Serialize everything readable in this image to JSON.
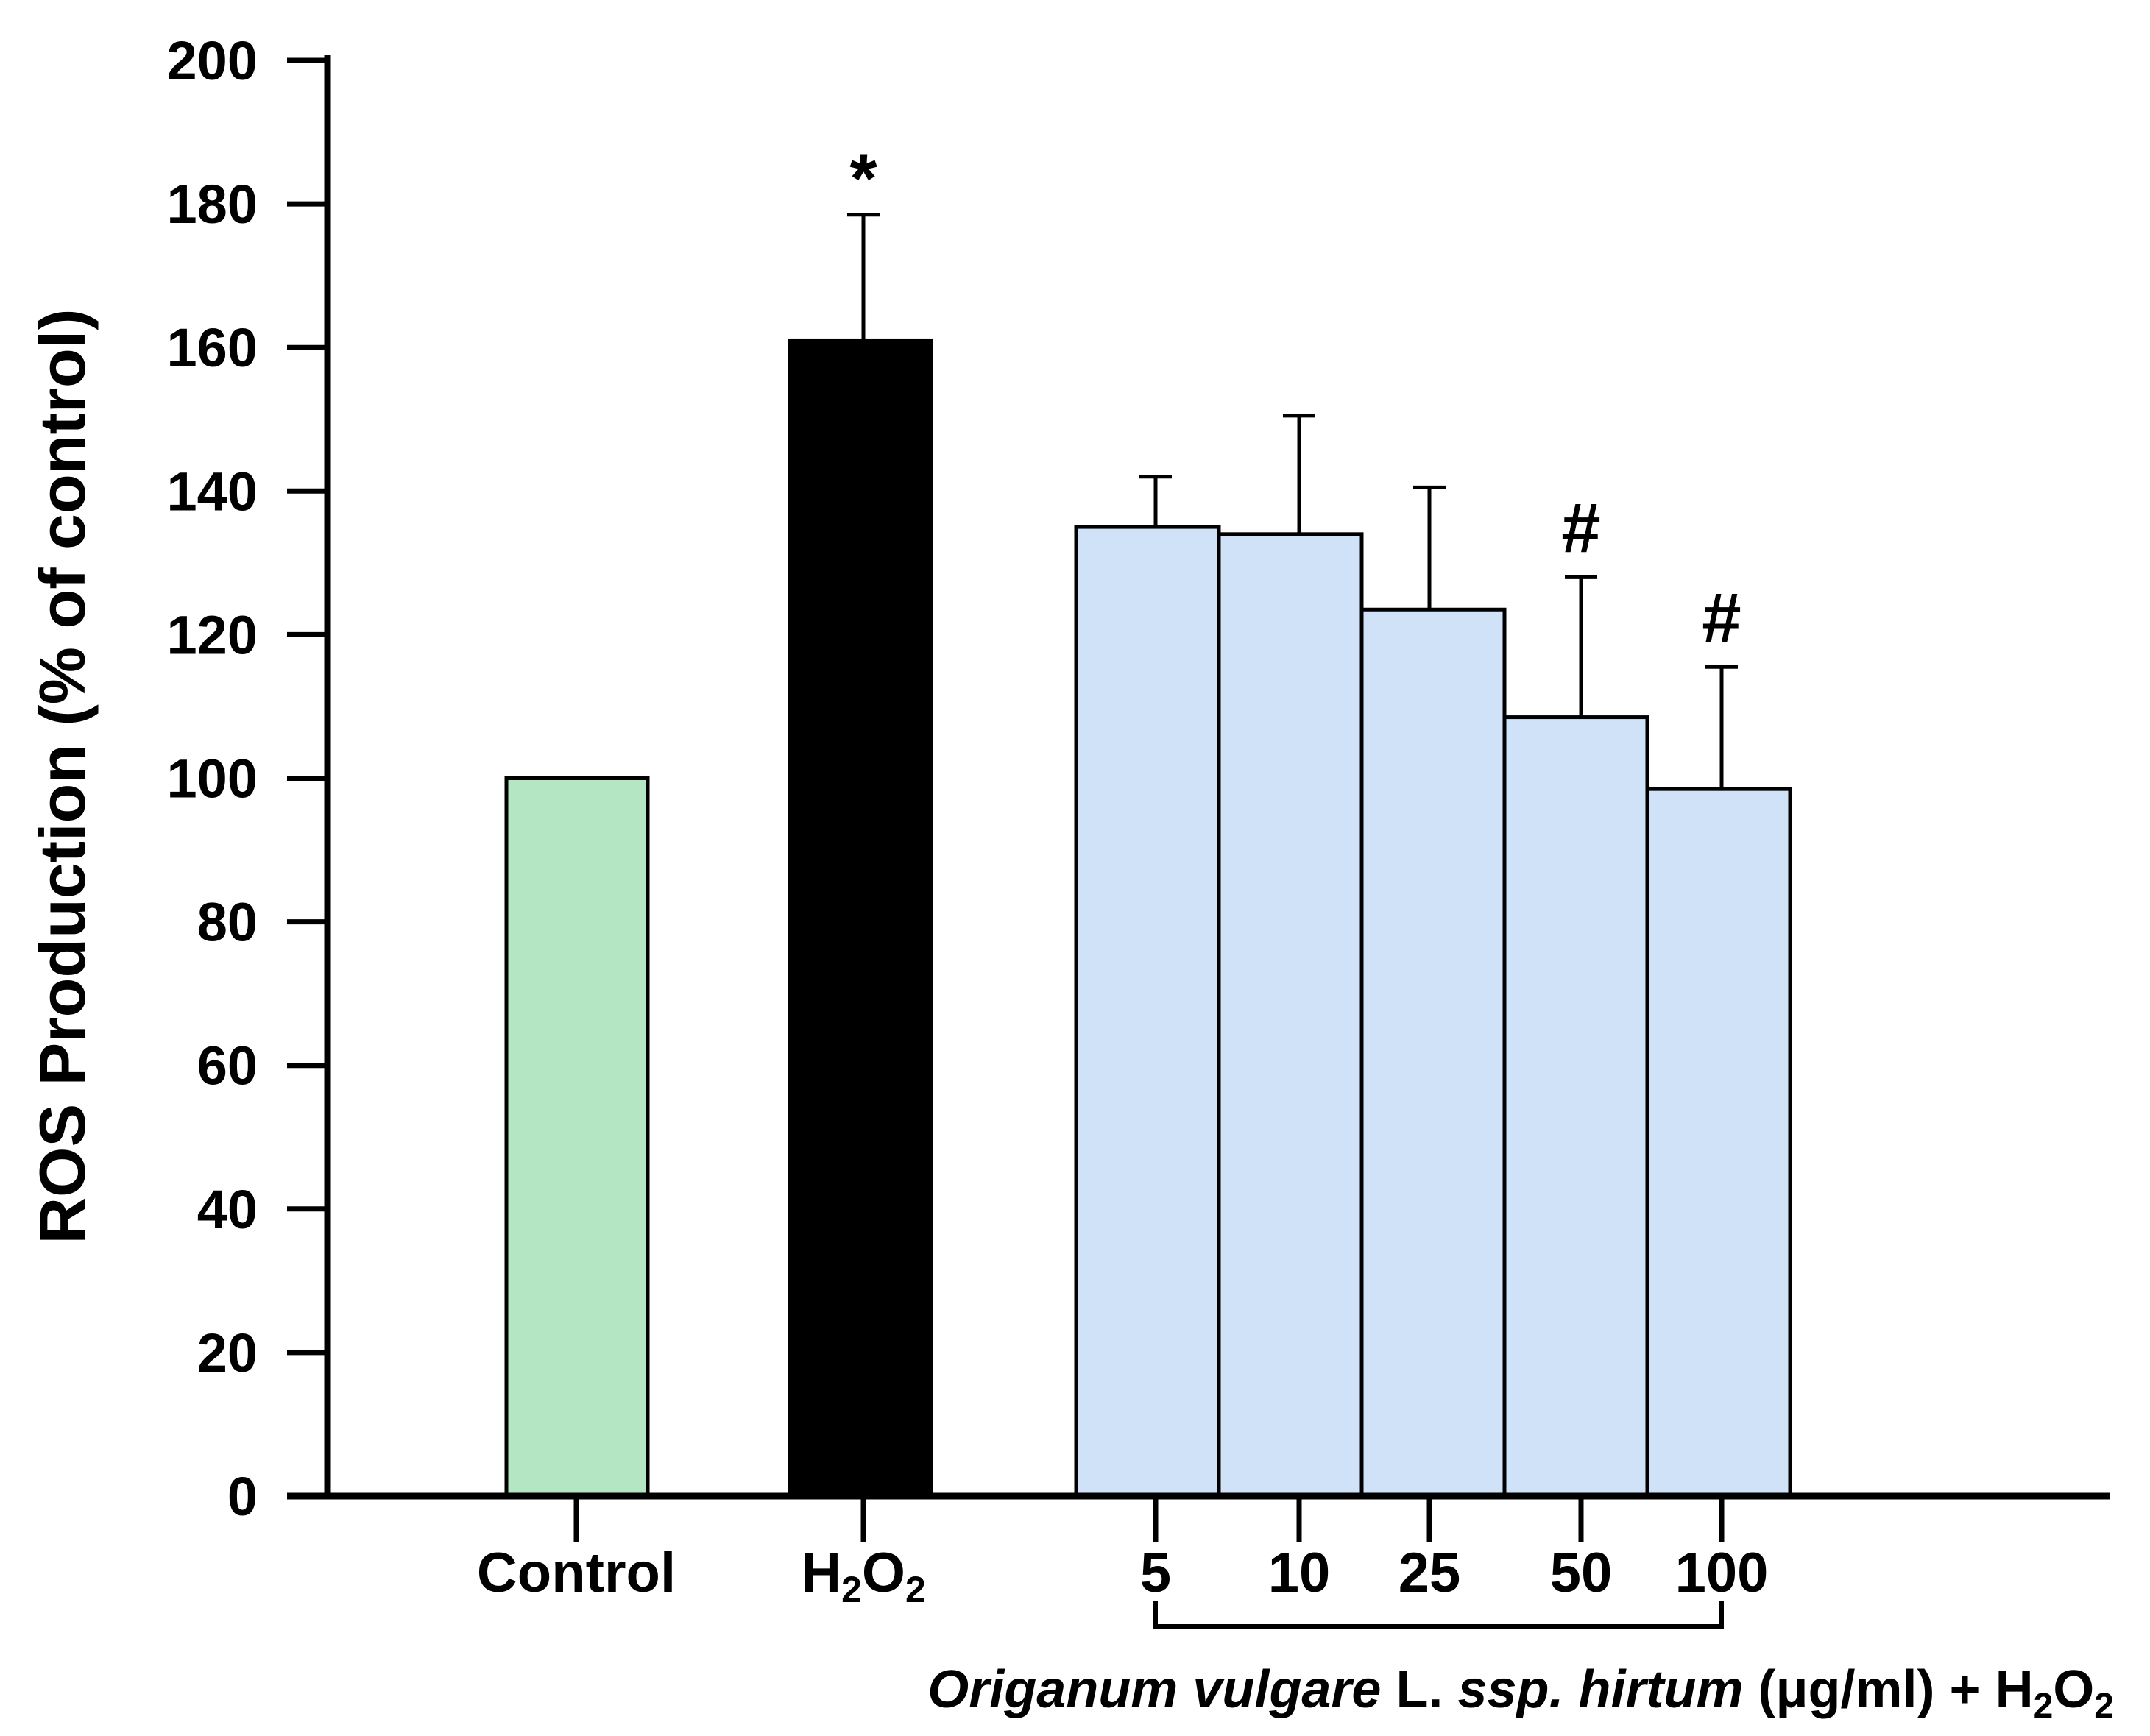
{
  "chart_data": {
    "type": "bar",
    "title": "",
    "ylabel": "ROS Production (% of control)",
    "xlabel": "",
    "ylim": [
      0,
      200
    ],
    "yticks": [
      0,
      20,
      40,
      60,
      80,
      100,
      120,
      140,
      160,
      180,
      200
    ],
    "grid": false,
    "categories": [
      "Control",
      "H2O2",
      "5",
      "10",
      "25",
      "50",
      "100"
    ],
    "bars": [
      {
        "label": "Control",
        "value": 100,
        "error": 0,
        "sig": "",
        "color": "#b5e6c4"
      },
      {
        "label": "H2O2",
        "value": 161,
        "error": 17.5,
        "sig": "*",
        "color": "#000000"
      },
      {
        "label": "5",
        "value": 135,
        "error": 7,
        "sig": "",
        "color": "#d0e2f8"
      },
      {
        "label": "10",
        "value": 134,
        "error": 16.5,
        "sig": "",
        "color": "#d0e2f8"
      },
      {
        "label": "25",
        "value": 123.5,
        "error": 17,
        "sig": "",
        "color": "#d0e2f8"
      },
      {
        "label": "50",
        "value": 108.5,
        "error": 19.5,
        "sig": "#",
        "color": "#d0e2f8"
      },
      {
        "label": "100",
        "value": 98.5,
        "error": 17,
        "sig": "#",
        "color": "#d0e2f8"
      }
    ],
    "h2o2_label": {
      "base": "H",
      "sub1": "2",
      "mid": "O",
      "sub2": "2"
    },
    "group_label": {
      "italic": "Origanum vulgare",
      "plain1": " L. ",
      "italic2": "ssp. hirtum",
      "plain2": " (μg/ml) + H",
      "sub1": "2",
      "mid": "O",
      "sub2": "2"
    }
  }
}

Prompt — Select and copy every line of the material that holds the string "value".

Response —
        "value": 100,
        "value": 161,
        "value": 135,
        "value": 134,
        "value": 123.5,
        "value": 108.5,
        "value": 98.5,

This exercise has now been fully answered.